-- DO THIS --
Below is the data. Give it again, complete and exact.

-- RECORDS SHOWN --
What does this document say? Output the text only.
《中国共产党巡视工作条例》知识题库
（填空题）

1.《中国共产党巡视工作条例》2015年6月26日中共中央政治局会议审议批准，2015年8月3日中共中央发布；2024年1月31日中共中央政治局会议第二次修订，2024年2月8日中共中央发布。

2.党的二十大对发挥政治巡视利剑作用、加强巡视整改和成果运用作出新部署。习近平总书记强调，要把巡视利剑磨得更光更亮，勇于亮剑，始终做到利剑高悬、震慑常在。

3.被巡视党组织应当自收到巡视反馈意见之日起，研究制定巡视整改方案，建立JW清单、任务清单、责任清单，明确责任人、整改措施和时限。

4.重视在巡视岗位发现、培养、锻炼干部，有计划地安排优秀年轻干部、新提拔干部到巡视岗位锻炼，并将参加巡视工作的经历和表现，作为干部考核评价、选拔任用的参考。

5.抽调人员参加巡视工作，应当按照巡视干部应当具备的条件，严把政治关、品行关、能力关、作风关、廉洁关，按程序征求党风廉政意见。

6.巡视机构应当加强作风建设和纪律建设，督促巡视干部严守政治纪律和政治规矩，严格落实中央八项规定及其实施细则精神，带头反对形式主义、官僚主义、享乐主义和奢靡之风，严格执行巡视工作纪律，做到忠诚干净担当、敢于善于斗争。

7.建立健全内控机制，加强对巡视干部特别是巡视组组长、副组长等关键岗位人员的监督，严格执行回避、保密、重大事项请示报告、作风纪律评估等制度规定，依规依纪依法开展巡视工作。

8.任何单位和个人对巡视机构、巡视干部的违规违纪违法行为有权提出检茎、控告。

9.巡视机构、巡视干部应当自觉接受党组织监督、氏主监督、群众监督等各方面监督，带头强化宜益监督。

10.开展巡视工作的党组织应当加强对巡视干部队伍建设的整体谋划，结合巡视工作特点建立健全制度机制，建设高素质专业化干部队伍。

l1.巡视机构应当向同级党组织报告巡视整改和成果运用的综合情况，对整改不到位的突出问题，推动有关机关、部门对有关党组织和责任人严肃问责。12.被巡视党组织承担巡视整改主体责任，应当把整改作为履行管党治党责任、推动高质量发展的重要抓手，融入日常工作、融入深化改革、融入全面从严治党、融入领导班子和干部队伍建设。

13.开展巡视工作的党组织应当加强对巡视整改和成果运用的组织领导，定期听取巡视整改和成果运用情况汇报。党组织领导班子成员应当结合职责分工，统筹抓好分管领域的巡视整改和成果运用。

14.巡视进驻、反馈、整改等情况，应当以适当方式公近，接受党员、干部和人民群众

-- FULL SOLUTION --
What does this document say? Output the text only.
《中国共产党巡视工作条例》知识题库
（填空题）

1.《中国共产党巡视工作条例》2015年6月26日中共中央政治局会议审议批准，2015年8月3日中共中央发布；2024年1月31日中共中央政治局会议第二次修订，2024年2月8日中共中央发布。

2.党的二十大对发挥政治巡视利剑作用、加强巡视整改和成果运用作出新部署。习近平总书记强调，要把巡视利剑磨得更光更亮，勇于亮剑，始终做到利剑高悬、震慑常在。

3.被巡视党组织应当自收到巡视反馈意见之日起，研究制定巡视整改方案，建立JW清单、任务清单、责任清单，明确责任人、整改措施和时限。

4.重视在巡视岗位发现、培养、锻炼干部，有计划地安排优秀年轻干部、新提拔干部到巡视岗位锻炼，并将参加巡视工作的经历和表现，作为干部考核评价、选拔任用的参考。

5.抽调人员参加巡视工作，应当按照巡视干部应当具备的条件，严把政治关、品行关、能力关、作风关、廉洁关，按程序征求党风廉政意见。

6.巡视机构应当加强作风建设和纪律建设，督促巡视干部严守政治纪律和政治规矩，严格落实中央八项规定及其实施细则精神，带头反对形式主义、官僚主义、享乐主义和奢靡之风，严格执行巡视工作纪律，做到忠诚干净担当、敢于善于斗争。

7.建立健全内控机制，加强对巡视干部特别是巡视组组长、副组长等关键岗位人员的监督，严格执行回避、保密、重大事项请示报告、作风纪律评估等制度规定，依规依纪依法开展巡视工作。

8.任何单位和个人对巡视机构、巡视干部的违规违纪违法行为有权提出检茎、控告。

9.巡视机构、巡视干部应当自觉接受党组织监督、氏主监督、群众监督等各方面监督，带头强化宜益监督。

10.开展巡视工作的党组织应当加强对巡视干部队伍建设的整体谋划，结合巡视工作特点建立健全制度机制，建设高素质专业化干部队伍。

l1.巡视机构应当向同级党组织报告巡视整改和成果运用的综合情况，对整改不到位的突出问题，推动有关机关、部门对有关党组织和责任人严肃问责。12.被巡视党组织承担巡视整改主体责任，应当把整改作为履行管党治党责任、推动高质量发展的重要抓手，融入日常工作、融入深化改革、融入全面从严治党、融入领导班子和干部队伍建设。

13.开展巡视工作的党组织应当加强对巡视整改和成果运用的组织领导，定期听取巡视整改和成果运用情况汇报。党组织领导班子成员应当结合职责分工，统筹抓好分管领域的巡视整改和成果运用。

14.巡视进驻、反馈、整改等情况，应当以适当方式公近，接受党员、干部和人民群众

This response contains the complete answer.